Output every entry exactly as given.

*** Material provided ***

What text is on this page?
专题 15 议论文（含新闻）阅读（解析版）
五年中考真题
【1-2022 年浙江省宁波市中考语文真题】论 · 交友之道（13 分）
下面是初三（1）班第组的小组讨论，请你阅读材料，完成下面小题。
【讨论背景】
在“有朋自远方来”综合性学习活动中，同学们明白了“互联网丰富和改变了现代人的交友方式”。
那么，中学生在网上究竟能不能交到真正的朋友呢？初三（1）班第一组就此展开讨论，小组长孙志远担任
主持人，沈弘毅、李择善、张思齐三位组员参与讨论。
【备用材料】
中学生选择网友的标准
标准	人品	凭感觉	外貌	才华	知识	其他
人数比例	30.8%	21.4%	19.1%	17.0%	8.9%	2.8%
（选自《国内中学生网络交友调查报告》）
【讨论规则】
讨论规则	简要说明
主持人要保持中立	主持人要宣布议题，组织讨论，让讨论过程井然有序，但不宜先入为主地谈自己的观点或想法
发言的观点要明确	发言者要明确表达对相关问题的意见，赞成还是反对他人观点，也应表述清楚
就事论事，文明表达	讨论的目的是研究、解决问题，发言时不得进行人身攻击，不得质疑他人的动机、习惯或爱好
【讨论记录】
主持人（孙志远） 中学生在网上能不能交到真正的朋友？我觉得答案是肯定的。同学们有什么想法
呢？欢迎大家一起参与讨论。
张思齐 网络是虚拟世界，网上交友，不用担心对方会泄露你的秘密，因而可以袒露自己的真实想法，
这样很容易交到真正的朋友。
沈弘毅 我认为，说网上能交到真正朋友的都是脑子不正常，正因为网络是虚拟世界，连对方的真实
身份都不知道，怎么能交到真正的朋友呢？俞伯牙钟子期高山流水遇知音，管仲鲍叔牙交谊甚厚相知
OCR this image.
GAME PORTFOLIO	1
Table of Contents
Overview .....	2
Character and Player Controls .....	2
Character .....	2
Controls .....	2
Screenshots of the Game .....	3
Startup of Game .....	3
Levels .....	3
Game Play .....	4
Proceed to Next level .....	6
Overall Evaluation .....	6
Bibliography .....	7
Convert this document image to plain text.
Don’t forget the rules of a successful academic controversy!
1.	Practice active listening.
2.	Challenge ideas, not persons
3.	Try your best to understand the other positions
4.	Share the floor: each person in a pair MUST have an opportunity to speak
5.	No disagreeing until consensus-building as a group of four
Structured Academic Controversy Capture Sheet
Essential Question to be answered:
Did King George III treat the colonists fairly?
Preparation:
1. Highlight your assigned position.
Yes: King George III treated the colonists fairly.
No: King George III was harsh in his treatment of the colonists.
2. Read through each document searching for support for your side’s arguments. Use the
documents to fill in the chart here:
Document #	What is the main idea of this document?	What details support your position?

***

### [Expected output]
What text is on this page?
专题 15 议论文（含新闻）阅读（解析版）
五年中考真题
【1-2022 年浙江省宁波市中考语文真题】论 · 交友之道（13 分）
下面是初三（1）班第组的小组讨论，请你阅读材料，完成下面小题。
【讨论背景】
在“有朋自远方来”综合性学习活动中，同学们明白了“互联网丰富和改变了现代人的交友方式”。
那么，中学生在网上究竟能不能交到真正的朋友呢？初三（1）班第一组就此展开讨论，小组长孙志远担任
主持人，沈弘毅、李择善、张思齐三位组员参与讨论。
【备用材料】
中学生选择网友的标准
标准	人品	凭感觉	外貌	才华	知识	其他
人数比例	30.8%	21.4%	19.1%	17.0%	8.9%	2.8%
（选自《国内中学生网络交友调查报告》）
【讨论规则】
讨论规则	简要说明
主持人要保持中立	主持人要宣布议题，组织讨论，让讨论过程井然有序，但不宜先入为主地谈自己的观点或想法
发言的观点要明确	发言者要明确表达对相关问题的意见，赞成还是反对他人观点，也应表述清楚
就事论事，文明表达	讨论的目的是研究、解决问题，发言时不得进行人身攻击，不得质疑他人的动机、习惯或爱好
【讨论记录】
主持人（孙志远） 中学生在网上能不能交到真正的朋友？我觉得答案是肯定的。同学们有什么想法
呢？欢迎大家一起参与讨论。
张思齐 网络是虚拟世界，网上交友，不用担心对方会泄露你的秘密，因而可以袒露自己的真实想法，
这样很容易交到真正的朋友。
沈弘毅 我认为，说网上能交到真正朋友的都是脑子不正常，正因为网络是虚拟世界，连对方的真实
身份都不知道，怎么能交到真正的朋友呢？俞伯牙钟子期高山流水遇知音，管仲鲍叔牙交谊甚厚相知
OCR this image.
GAME PORTFOLIO	1
Table of Contents
Overview .....	2
Character and Player Controls .....	2
Character .....	2
Controls .....	2
Screenshots of the Game .....	3
Startup of Game .....	3
Levels .....	3
Game Play .....	4
Proceed to Next level .....	6
Overall Evaluation .....	6
Bibliography .....	7
Convert this document image to plain text.
Don’t forget the rules of a successful academic controversy!
1.	Practice active listening.
2.	Challenge ideas, not persons
3.	Try your best to understand the other positions
4.	Share the floor: each person in a pair MUST have an opportunity to speak
5.	No disagreeing until consensus-building as a group of four
Structured Academic Controversy Capture Sheet
Essential Question to be answered:
Did King George III treat the colonists fairly?
Preparation:
1. Highlight your assigned position.
Yes: King George III treated the colonists fairly.
No: King George III was harsh in his treatment of the colonists.
2. Read through each document searching for support for your side’s arguments. Use the
documents to fill in the chart here:
Document #	What is the main idea of this document?	What details support your position?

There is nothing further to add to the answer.